* _Requirement_
How many lines of the records below contain the word "color"? Answer with the number alone.

[Figure collection entries]
* START *

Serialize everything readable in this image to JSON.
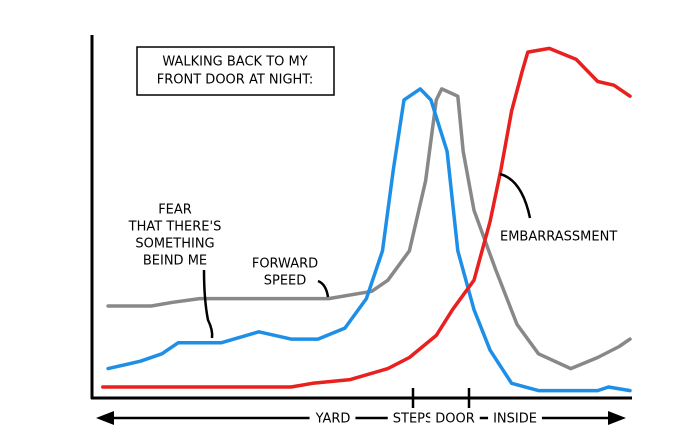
{
  "chart_data": {
    "type": "line",
    "title": [
      "WALKING BACK TO MY",
      "FRONT DOOR AT NIGHT:"
    ],
    "xlim": [
      0,
      100
    ],
    "ylim": [
      0,
      100
    ],
    "x_labels": [
      "YARD",
      "STEPS",
      "DOOR",
      "INSIDE"
    ],
    "series": [
      {
        "name": [
          "FEAR",
          "THAT THERE'S",
          "SOMETHING",
          "BEIND ME"
        ],
        "color": "#888888",
        "x": [
          3,
          11,
          15,
          20,
          28,
          37,
          44,
          52,
          55,
          59,
          62,
          64,
          65,
          68,
          69,
          71,
          75,
          79,
          83,
          89,
          94,
          98,
          100
        ],
        "values": [
          25,
          25,
          26,
          27,
          27,
          27,
          27,
          29,
          32,
          40,
          59,
          81,
          84,
          82,
          67,
          51,
          35,
          20,
          12,
          8,
          11,
          14,
          16
        ]
      },
      {
        "name": [
          "FORWARD",
          "SPEED"
        ],
        "color": "#1e8fe6",
        "x": [
          3,
          9,
          13,
          16,
          24,
          31,
          37,
          42,
          47,
          51,
          54,
          56,
          58,
          61,
          63,
          66,
          68,
          71,
          74,
          78,
          83,
          94,
          96,
          100
        ],
        "values": [
          8,
          10,
          12,
          15,
          15,
          18,
          16,
          16,
          19,
          27,
          40,
          62,
          81,
          84,
          81,
          67,
          40,
          24,
          13,
          4,
          2,
          2,
          3,
          2
        ]
      },
      {
        "name": [
          "EMBARRASSMENT"
        ],
        "color": "#e8201e",
        "x": [
          2,
          20,
          37,
          41,
          48,
          55,
          59,
          64,
          67,
          71,
          74,
          76,
          78,
          80,
          81,
          85,
          90,
          94,
          97,
          100
        ],
        "values": [
          3,
          3,
          3,
          4,
          5,
          8,
          11,
          17,
          24,
          32,
          48,
          62,
          78,
          89,
          94,
          95,
          92,
          86,
          85,
          82
        ]
      }
    ]
  }
}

* END *

* _Response to this exercise_
3